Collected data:
——

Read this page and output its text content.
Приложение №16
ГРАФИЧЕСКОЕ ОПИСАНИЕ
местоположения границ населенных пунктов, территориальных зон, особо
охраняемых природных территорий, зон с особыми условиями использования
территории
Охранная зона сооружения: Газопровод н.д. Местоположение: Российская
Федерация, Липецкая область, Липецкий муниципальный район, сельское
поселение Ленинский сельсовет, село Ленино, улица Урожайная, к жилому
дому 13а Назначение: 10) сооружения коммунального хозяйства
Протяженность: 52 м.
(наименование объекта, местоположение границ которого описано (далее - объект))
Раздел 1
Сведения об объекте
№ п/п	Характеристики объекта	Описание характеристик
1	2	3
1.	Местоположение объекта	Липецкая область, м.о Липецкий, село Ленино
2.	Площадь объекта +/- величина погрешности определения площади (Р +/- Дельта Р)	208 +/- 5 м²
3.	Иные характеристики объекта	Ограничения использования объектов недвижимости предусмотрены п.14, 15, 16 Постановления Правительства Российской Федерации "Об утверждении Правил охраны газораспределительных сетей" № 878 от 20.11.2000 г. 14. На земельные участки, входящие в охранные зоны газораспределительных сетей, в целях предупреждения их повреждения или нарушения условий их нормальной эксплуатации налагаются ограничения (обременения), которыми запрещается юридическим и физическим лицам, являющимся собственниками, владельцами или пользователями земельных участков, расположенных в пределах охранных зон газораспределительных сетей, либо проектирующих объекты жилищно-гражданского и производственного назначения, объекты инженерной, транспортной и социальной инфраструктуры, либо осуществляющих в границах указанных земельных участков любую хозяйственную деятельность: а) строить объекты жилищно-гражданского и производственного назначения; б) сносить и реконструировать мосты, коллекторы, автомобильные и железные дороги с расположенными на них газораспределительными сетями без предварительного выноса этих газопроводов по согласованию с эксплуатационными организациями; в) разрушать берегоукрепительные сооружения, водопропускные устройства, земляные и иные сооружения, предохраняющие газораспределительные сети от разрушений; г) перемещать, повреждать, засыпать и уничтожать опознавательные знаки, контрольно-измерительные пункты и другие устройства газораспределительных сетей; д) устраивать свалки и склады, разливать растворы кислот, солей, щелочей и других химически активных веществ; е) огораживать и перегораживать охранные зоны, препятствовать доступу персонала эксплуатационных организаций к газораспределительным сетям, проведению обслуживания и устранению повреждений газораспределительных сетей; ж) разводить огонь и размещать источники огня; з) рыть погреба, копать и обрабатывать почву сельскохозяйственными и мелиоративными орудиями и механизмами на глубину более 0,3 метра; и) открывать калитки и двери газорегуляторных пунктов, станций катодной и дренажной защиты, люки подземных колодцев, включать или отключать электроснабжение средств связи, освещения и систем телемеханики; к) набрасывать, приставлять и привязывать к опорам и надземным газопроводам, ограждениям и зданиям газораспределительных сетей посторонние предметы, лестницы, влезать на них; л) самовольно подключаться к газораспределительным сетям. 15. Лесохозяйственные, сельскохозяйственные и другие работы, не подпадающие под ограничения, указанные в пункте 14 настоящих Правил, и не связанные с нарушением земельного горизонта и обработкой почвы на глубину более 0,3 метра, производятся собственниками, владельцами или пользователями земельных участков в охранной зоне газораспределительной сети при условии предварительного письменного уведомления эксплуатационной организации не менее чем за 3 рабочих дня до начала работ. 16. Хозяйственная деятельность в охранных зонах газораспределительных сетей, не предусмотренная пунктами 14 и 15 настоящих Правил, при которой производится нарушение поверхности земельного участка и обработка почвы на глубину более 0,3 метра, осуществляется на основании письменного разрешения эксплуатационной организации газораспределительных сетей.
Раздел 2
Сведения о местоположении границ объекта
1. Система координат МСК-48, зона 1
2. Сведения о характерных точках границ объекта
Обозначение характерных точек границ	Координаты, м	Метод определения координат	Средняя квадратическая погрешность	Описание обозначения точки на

——

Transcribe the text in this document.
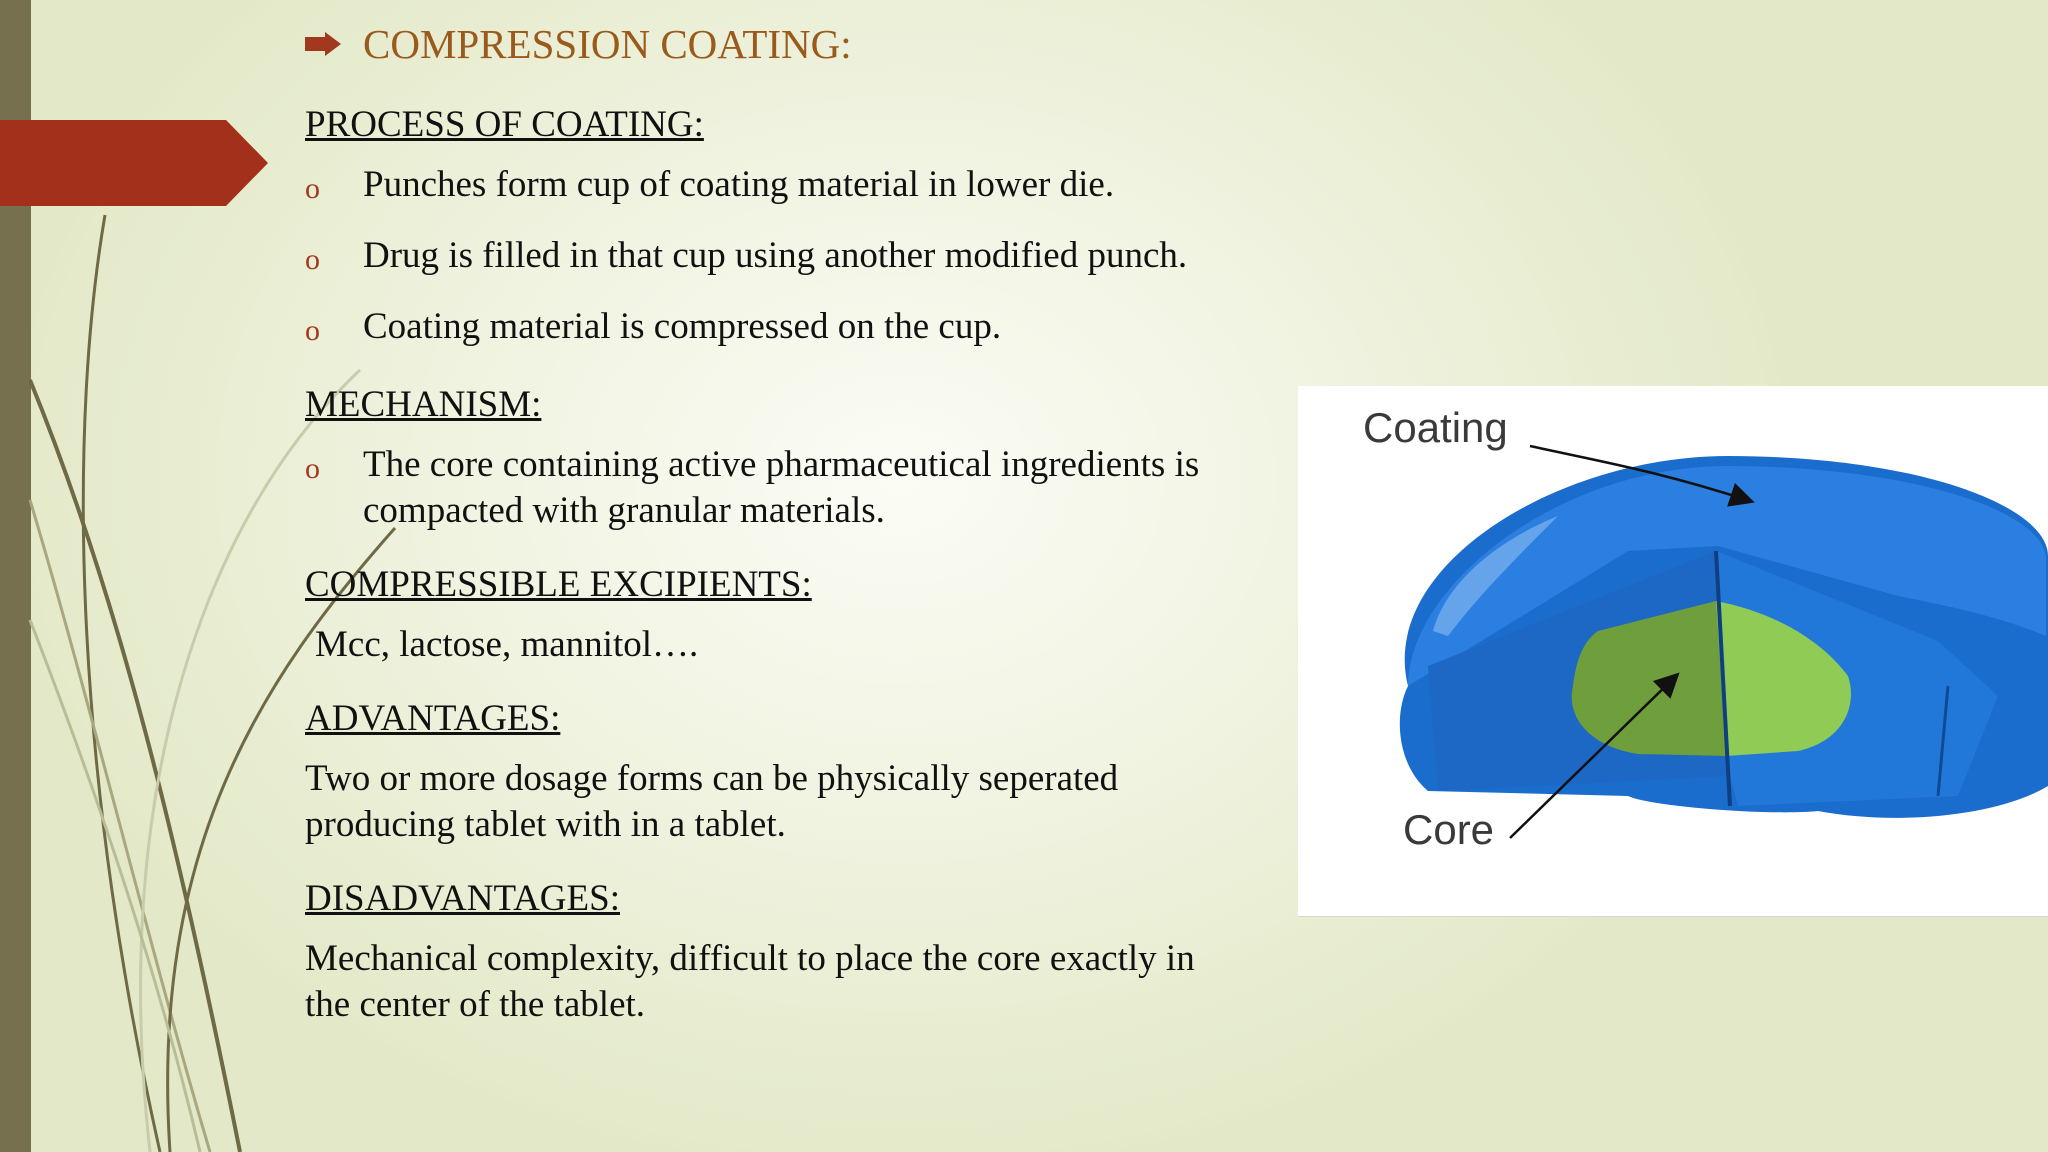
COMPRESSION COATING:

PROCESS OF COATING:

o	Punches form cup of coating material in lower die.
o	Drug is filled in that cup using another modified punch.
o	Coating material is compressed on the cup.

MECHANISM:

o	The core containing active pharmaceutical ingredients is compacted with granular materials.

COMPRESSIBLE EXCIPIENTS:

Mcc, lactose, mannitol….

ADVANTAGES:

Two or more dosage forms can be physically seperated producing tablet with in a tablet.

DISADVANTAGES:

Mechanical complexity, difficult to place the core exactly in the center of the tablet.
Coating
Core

——

STATED TASK:
Collect the complete line wherever the string "this" appears in the records.

SOLVED PROBLEM:
Read this page and output its text content.
Transcribe the text in this document.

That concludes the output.